[Source data]
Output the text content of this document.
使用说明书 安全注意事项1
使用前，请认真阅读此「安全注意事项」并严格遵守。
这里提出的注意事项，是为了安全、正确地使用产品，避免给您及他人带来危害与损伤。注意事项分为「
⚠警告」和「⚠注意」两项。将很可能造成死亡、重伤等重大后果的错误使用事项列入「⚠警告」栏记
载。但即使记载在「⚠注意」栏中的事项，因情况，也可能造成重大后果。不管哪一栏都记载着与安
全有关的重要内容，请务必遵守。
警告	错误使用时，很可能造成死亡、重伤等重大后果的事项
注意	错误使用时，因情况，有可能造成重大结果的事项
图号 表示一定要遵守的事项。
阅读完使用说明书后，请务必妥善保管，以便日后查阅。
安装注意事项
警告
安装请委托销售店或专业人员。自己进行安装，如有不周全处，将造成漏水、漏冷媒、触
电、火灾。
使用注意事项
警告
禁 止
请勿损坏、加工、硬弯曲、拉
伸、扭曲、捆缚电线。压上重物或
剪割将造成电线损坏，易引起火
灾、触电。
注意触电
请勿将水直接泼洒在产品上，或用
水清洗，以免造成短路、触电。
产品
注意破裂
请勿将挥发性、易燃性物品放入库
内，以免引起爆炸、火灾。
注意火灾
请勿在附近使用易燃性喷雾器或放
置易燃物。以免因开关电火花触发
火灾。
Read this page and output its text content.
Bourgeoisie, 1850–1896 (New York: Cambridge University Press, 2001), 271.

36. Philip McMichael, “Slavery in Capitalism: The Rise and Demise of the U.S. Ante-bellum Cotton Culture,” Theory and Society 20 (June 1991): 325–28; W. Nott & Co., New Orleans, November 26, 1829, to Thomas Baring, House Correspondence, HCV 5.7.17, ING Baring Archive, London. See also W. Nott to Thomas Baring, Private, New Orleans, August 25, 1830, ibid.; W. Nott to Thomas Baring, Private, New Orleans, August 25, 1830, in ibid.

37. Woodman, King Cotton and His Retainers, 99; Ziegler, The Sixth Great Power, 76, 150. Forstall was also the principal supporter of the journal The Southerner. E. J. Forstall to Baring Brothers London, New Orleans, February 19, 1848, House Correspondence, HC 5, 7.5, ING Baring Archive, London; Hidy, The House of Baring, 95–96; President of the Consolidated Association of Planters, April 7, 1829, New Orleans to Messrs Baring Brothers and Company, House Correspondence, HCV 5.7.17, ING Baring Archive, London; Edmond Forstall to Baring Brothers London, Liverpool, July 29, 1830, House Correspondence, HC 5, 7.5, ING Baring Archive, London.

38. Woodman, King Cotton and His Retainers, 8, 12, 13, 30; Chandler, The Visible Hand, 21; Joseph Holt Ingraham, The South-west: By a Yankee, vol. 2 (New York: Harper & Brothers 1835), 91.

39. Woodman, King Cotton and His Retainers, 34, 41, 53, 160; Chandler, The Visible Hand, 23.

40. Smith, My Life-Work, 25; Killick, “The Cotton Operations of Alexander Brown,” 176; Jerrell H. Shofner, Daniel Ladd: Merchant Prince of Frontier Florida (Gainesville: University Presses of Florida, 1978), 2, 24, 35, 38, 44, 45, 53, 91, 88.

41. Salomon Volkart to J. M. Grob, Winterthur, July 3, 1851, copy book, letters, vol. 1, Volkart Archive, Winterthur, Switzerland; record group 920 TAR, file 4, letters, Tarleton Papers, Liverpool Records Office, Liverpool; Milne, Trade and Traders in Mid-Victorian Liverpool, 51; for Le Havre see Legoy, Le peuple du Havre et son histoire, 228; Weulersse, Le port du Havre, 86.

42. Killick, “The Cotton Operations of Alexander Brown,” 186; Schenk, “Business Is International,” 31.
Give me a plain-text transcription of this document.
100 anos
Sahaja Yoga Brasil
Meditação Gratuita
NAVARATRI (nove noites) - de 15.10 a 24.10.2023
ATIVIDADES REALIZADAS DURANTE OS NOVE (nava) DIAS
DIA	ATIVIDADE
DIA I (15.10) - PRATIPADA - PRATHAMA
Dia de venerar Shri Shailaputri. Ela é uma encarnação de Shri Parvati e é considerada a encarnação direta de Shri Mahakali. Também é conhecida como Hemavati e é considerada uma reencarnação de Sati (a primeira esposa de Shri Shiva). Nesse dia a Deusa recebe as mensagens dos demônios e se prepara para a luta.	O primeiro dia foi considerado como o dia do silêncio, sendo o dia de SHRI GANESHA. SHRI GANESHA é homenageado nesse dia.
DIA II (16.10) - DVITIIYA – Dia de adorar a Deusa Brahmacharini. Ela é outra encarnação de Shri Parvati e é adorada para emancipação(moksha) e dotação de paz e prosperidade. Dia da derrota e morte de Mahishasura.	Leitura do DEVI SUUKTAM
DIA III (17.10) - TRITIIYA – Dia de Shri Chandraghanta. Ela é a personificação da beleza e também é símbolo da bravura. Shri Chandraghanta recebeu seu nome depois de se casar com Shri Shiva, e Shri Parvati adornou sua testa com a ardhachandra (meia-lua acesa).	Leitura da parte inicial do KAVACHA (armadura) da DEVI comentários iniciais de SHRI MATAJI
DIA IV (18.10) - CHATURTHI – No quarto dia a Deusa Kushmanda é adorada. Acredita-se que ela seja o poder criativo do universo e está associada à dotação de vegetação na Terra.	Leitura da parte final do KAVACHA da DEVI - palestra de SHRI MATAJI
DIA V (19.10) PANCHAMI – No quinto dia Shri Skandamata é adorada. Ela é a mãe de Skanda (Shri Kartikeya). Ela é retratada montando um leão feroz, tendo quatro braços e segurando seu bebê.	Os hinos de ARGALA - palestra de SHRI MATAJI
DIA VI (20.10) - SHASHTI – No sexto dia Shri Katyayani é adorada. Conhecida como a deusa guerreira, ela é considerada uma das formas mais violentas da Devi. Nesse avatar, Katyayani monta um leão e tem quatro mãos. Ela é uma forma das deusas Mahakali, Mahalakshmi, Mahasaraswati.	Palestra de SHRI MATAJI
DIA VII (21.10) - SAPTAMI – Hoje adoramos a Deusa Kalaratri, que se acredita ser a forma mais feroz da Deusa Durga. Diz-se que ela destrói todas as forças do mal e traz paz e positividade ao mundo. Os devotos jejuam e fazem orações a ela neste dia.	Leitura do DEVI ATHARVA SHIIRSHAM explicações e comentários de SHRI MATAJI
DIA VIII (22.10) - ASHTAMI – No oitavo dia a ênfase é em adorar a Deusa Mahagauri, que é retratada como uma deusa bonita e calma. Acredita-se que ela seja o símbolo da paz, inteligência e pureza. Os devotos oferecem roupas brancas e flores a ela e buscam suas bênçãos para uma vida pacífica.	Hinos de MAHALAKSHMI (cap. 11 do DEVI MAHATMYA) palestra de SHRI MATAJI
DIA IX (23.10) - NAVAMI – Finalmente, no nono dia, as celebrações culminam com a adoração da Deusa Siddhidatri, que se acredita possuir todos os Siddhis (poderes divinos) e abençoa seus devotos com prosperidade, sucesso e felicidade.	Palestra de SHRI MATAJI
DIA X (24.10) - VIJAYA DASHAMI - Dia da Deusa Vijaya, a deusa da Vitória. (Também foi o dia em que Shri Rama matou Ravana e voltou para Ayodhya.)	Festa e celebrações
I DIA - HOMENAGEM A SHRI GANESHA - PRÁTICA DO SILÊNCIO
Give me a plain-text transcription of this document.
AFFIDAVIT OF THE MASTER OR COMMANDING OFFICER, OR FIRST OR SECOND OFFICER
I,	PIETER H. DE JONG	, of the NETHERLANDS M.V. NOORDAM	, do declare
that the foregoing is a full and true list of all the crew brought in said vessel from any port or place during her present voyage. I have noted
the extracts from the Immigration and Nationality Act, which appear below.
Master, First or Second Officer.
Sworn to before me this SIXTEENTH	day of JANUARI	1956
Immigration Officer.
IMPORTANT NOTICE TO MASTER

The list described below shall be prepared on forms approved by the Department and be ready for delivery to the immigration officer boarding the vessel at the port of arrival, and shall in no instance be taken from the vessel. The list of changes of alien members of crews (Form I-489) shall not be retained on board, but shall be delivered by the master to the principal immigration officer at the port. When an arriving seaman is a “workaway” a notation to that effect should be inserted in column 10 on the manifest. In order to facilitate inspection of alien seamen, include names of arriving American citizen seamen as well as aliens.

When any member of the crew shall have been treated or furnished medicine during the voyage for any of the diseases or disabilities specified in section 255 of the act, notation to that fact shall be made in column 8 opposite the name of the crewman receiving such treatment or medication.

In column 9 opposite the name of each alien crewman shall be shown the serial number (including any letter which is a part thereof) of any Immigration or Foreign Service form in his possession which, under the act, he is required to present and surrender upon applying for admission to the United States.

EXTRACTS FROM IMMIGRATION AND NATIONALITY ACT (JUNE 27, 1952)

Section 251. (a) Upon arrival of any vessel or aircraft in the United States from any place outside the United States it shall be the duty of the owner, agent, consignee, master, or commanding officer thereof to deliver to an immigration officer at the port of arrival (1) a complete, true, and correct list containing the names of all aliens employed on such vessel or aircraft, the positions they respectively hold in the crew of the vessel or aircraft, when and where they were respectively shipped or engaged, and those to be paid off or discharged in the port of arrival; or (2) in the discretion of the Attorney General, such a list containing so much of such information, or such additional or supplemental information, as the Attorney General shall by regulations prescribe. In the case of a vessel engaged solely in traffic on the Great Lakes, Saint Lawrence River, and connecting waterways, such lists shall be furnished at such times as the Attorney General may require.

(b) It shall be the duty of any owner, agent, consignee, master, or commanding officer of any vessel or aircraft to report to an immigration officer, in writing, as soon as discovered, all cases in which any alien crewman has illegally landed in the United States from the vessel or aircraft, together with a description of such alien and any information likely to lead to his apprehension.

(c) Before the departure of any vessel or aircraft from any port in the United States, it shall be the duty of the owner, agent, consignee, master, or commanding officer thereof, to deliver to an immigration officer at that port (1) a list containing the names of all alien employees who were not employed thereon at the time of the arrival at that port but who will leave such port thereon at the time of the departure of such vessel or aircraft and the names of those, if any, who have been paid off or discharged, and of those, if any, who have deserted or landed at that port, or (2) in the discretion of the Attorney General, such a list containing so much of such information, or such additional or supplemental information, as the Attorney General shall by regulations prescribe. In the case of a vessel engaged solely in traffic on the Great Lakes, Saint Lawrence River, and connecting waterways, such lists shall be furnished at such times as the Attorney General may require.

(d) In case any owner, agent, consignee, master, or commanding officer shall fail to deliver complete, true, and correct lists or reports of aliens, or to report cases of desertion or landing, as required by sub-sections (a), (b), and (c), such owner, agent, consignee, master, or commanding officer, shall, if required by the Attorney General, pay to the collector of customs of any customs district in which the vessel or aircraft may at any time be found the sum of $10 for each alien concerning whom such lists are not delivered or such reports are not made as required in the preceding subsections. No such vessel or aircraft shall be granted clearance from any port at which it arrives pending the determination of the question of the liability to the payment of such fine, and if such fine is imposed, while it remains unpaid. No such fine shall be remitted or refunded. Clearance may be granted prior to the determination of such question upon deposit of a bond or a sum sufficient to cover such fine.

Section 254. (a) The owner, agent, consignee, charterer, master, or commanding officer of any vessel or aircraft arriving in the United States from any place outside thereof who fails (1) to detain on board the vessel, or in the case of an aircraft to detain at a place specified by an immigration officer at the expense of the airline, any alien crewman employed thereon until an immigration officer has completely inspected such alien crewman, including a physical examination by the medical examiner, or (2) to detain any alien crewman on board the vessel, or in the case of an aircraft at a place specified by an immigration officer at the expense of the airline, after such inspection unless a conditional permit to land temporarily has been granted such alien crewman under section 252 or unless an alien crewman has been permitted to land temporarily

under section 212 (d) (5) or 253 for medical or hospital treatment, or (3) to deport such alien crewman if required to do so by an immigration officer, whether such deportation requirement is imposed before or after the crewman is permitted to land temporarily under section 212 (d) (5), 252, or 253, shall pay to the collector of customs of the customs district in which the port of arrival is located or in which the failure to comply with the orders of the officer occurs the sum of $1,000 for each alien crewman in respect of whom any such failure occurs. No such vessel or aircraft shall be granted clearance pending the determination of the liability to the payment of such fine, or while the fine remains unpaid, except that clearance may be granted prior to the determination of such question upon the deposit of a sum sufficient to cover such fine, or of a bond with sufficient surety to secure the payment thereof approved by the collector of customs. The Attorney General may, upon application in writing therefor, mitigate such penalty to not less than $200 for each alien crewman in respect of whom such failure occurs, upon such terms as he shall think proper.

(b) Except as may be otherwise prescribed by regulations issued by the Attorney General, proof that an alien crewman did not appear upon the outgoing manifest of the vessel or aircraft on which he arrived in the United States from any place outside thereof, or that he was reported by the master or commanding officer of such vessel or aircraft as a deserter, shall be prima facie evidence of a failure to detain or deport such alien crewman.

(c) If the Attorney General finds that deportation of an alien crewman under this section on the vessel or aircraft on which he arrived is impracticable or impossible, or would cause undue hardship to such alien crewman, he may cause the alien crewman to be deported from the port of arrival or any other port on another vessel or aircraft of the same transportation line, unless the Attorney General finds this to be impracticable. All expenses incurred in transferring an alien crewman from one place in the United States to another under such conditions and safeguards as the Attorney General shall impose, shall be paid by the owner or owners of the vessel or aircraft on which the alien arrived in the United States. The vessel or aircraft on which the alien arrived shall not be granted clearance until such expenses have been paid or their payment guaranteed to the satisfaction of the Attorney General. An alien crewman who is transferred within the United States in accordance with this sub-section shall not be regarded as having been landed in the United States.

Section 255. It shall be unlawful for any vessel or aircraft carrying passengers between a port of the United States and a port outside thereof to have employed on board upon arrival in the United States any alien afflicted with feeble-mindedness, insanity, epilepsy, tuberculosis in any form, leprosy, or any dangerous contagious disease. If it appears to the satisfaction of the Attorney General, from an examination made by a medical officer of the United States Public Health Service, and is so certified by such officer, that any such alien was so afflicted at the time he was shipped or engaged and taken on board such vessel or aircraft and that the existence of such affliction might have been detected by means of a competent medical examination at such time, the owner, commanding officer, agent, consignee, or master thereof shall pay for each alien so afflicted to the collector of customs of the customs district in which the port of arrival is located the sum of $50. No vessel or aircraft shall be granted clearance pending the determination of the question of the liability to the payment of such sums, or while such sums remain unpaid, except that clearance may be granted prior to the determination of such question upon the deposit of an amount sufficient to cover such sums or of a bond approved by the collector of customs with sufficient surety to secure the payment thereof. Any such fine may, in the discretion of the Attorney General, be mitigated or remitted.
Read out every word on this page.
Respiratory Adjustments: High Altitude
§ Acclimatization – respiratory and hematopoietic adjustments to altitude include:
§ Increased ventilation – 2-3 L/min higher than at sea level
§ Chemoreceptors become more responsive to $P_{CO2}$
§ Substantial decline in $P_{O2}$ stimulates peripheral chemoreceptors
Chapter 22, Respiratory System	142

• _Given problem_
In the entries above, count each line holding "Visible" and report the total and nothing more.

• _Response to this task_
2